--- begin ---

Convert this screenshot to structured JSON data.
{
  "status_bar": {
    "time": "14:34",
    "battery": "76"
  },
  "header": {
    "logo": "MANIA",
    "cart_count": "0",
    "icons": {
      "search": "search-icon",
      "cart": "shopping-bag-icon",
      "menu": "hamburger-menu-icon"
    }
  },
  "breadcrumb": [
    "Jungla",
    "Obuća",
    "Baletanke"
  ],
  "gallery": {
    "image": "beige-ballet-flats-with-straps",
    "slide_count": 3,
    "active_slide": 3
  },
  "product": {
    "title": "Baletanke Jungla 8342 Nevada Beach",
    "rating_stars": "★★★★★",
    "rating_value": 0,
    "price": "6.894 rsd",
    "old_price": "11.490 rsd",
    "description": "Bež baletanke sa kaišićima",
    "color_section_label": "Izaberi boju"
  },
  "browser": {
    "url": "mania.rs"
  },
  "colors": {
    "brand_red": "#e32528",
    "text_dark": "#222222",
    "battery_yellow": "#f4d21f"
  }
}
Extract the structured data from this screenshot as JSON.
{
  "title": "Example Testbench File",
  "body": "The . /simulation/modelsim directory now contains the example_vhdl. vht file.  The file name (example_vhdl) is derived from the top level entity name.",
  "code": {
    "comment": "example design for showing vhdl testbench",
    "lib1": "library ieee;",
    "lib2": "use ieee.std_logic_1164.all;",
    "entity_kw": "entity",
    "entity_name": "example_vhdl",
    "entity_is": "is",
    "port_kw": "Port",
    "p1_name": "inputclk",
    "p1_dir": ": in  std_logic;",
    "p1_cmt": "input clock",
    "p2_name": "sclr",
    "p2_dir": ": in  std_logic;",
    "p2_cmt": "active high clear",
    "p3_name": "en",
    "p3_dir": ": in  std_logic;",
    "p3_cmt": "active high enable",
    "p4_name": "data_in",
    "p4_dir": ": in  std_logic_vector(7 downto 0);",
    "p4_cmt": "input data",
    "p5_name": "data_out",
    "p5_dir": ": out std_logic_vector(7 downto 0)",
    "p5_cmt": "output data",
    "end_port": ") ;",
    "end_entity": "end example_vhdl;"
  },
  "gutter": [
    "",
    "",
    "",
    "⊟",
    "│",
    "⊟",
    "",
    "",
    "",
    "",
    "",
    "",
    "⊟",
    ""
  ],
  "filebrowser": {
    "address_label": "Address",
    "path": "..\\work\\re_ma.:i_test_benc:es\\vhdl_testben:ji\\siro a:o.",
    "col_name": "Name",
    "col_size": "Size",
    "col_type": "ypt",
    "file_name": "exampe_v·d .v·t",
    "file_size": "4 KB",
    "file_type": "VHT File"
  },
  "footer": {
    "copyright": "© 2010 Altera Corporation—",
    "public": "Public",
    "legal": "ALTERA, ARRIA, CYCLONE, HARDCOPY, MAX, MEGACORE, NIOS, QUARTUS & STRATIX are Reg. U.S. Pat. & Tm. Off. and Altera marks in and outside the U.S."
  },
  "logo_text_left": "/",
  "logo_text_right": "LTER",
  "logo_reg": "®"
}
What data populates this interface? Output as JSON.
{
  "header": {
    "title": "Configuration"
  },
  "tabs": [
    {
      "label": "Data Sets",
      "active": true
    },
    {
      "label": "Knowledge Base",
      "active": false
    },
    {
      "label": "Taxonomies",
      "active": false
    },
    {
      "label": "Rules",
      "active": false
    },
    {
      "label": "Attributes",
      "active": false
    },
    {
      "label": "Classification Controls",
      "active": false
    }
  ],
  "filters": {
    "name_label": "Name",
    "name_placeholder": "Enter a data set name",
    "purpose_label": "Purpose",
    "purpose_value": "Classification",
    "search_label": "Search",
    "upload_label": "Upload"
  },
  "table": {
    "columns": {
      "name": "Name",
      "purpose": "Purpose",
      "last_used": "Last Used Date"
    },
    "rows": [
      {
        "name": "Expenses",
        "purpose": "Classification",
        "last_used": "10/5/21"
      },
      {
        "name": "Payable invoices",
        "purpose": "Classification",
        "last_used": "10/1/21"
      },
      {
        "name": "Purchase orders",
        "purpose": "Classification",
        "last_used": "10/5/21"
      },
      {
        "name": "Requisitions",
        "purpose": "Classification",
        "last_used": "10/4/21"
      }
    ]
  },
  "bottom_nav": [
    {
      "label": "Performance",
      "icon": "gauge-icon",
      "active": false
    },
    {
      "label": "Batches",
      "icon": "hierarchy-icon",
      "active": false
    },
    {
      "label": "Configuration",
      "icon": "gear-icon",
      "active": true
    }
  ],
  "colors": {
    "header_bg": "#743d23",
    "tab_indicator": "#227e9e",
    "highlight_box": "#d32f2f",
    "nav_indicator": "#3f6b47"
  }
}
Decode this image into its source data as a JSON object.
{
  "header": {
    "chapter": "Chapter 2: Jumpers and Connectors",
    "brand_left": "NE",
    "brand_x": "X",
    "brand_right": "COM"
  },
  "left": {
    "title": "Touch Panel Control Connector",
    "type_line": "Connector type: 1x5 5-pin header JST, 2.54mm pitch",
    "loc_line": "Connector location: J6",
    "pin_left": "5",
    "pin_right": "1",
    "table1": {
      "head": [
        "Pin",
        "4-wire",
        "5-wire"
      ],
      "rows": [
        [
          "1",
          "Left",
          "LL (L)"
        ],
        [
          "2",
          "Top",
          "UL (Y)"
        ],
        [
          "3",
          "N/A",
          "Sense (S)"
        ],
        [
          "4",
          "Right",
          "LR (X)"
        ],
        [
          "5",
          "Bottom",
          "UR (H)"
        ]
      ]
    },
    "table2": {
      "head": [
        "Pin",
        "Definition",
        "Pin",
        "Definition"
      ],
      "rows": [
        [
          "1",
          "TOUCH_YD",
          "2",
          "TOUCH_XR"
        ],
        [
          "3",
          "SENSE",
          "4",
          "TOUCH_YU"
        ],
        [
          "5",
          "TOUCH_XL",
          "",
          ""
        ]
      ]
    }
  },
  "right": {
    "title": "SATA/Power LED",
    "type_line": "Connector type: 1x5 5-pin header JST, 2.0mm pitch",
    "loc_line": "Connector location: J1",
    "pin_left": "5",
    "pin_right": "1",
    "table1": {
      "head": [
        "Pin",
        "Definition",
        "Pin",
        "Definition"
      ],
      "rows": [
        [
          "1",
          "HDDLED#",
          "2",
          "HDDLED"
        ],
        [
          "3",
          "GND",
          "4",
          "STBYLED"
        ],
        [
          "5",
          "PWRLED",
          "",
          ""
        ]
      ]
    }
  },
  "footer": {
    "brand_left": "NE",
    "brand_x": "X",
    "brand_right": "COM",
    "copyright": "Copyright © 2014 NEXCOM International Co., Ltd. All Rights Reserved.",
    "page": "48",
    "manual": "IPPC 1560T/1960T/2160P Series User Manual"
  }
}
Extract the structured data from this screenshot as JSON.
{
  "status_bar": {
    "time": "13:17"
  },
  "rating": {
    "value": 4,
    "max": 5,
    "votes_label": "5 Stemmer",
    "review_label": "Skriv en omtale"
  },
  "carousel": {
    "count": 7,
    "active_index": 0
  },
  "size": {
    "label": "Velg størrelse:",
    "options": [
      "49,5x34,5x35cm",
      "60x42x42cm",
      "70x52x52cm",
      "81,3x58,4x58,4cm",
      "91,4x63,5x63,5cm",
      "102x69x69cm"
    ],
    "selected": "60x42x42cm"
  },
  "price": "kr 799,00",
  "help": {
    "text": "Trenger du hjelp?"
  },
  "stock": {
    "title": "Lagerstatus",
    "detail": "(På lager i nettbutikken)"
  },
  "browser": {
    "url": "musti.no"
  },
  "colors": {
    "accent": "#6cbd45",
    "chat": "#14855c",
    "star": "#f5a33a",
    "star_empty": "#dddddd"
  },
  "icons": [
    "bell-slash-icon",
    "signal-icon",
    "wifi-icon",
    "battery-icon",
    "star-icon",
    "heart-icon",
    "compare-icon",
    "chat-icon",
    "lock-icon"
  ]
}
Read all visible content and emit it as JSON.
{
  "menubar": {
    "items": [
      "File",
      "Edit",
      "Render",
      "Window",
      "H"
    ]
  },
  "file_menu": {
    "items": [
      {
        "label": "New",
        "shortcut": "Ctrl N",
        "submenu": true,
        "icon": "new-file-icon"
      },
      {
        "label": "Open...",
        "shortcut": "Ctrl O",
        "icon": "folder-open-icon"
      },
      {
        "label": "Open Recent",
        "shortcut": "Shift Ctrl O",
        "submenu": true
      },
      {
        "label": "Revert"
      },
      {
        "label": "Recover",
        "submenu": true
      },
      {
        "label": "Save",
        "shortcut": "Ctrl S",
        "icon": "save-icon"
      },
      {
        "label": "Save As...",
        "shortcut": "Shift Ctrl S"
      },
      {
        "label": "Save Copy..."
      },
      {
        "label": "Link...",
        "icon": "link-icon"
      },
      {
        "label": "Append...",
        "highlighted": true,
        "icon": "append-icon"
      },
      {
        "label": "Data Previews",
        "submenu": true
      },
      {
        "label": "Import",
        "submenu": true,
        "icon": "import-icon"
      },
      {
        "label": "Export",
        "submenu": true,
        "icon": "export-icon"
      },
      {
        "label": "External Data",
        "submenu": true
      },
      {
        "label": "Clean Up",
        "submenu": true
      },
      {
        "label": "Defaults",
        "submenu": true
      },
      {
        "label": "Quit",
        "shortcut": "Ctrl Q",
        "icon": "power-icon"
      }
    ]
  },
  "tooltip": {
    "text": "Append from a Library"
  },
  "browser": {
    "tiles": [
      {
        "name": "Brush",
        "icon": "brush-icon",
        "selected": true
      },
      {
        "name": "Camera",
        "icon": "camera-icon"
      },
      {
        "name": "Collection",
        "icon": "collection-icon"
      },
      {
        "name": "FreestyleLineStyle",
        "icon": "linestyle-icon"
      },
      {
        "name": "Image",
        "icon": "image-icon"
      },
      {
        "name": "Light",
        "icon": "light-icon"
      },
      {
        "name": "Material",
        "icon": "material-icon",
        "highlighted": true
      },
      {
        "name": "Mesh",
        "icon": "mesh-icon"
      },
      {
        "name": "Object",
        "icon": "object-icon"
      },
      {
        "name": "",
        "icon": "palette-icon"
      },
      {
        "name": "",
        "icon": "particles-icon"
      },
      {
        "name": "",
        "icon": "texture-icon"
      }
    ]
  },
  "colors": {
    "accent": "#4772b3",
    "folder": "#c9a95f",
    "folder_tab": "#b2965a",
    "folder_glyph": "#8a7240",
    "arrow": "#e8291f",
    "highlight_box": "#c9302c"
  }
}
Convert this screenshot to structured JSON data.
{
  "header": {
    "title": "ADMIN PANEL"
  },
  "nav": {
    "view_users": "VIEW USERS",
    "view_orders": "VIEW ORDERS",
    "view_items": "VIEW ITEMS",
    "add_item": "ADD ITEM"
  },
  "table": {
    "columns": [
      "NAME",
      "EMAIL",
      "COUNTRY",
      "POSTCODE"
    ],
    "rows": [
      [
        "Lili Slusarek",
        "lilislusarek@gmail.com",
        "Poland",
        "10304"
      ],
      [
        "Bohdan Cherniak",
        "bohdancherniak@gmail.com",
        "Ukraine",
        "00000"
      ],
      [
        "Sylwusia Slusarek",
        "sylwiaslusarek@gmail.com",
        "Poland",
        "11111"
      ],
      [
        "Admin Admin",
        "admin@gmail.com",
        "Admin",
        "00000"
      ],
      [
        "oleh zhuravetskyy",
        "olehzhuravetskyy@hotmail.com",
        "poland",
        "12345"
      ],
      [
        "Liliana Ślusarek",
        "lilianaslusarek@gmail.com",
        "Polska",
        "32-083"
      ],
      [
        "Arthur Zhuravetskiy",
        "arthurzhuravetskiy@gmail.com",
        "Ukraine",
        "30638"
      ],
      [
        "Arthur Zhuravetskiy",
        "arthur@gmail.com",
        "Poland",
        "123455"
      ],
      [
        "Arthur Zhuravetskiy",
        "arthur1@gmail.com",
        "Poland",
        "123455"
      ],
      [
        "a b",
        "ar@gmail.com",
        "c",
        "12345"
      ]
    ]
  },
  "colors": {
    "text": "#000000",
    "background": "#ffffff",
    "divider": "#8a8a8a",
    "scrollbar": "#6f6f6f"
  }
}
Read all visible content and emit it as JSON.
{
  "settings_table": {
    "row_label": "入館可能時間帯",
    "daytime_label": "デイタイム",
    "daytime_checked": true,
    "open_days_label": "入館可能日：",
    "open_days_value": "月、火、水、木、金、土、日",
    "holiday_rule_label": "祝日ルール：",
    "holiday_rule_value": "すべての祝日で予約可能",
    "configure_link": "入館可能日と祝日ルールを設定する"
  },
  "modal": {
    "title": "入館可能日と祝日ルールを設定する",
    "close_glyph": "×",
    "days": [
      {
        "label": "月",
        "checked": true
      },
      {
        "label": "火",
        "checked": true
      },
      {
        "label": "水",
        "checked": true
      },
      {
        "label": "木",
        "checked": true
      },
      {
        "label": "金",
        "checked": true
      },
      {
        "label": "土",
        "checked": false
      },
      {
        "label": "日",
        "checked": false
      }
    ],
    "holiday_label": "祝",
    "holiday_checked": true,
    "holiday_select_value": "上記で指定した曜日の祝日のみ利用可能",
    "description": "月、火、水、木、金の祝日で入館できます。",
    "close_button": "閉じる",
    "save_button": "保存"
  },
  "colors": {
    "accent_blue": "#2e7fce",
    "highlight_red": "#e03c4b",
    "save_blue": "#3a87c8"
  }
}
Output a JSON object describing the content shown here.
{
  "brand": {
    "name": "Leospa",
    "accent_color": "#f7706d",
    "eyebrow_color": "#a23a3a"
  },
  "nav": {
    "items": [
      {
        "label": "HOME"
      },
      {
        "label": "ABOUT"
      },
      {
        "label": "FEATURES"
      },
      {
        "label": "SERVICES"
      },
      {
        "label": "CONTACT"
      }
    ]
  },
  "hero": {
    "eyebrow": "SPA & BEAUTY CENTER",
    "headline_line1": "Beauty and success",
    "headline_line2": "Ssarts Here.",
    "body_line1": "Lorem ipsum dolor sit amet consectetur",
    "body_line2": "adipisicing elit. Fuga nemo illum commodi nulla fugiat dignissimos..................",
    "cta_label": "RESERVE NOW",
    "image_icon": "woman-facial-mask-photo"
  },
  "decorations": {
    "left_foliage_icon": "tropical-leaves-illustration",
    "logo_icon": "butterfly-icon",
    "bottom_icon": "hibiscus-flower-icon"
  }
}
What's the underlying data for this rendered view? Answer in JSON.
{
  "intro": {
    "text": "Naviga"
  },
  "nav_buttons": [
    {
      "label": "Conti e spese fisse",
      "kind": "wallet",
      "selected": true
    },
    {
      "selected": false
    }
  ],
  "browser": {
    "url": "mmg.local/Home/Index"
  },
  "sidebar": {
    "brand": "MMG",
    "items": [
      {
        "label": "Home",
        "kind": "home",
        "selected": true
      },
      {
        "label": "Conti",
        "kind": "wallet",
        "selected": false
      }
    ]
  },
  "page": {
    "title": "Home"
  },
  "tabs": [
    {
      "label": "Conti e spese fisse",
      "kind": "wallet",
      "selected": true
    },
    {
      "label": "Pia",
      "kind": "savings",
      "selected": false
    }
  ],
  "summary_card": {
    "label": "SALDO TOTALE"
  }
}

--- end ---

■ **EXERCISE TASK**: Your task is to extract the lines running from the one with "Output a JSON" to the end of the material, inclusive, copying each exactly and adding nothing.

■ **RESULT**:
Output a JSON object describing the content shown here.
{
  "brand": {
    "name": "Leospa",
    "accent_color": "#f7706d",
    "eyebrow_color": "#a23a3a"
  },
  "nav": {
    "items": [
      {
        "label": "HOME"
      },
      {
        "label": "ABOUT"
      },
      {
        "label": "FEATURES"
      },
      {
        "label": "SERVICES"
      },
      {
        "label": "CONTACT"
      }
    ]
  },
  "hero": {
    "eyebrow": "SPA & BEAUTY CENTER",
    "headline_line1": "Beauty and success",
    "headline_line2": "Ssarts Here.",
    "body_line1": "Lorem ipsum dolor sit amet consectetur",
    "body_line2": "adipisicing elit. Fuga nemo illum commodi nulla fugiat dignissimos..................",
    "cta_label": "RESERVE NOW",
    "image_icon": "woman-facial-mask-photo"
  },
  "decorations": {
    "left_foliage_icon": "tropical-leaves-illustration",
    "logo_icon": "butterfly-icon",
    "bottom_icon": "hibiscus-flower-icon"
  }
}
What's the underlying data for this rendered view? Answer in JSON.
{
  "intro": {
    "text": "Naviga"
  },
  "nav_buttons": [
    {
      "label": "Conti e spese fisse",
      "kind": "wallet",
      "selected": true
    },
    {
      "selected": false
    }
  ],
  "browser": {
    "url": "mmg.local/Home/Index"
  },
  "sidebar": {
    "brand": "MMG",
    "items": [
      {
        "label": "Home",
        "kind": "home",
        "selected": true
      },
      {
        "label": "Conti",
        "kind": "wallet",
        "selected": false
      }
    ]
  },
  "page": {
    "title": "Home"
  },
  "tabs": [
    {
      "label": "Conti e spese fisse",
      "kind": "wallet",
      "selected": true
    },
    {
      "label": "Pia",
      "kind": "savings",
      "selected": false
    }
  ],
  "summary_card": {
    "label": "SALDO TOTALE"
  }
}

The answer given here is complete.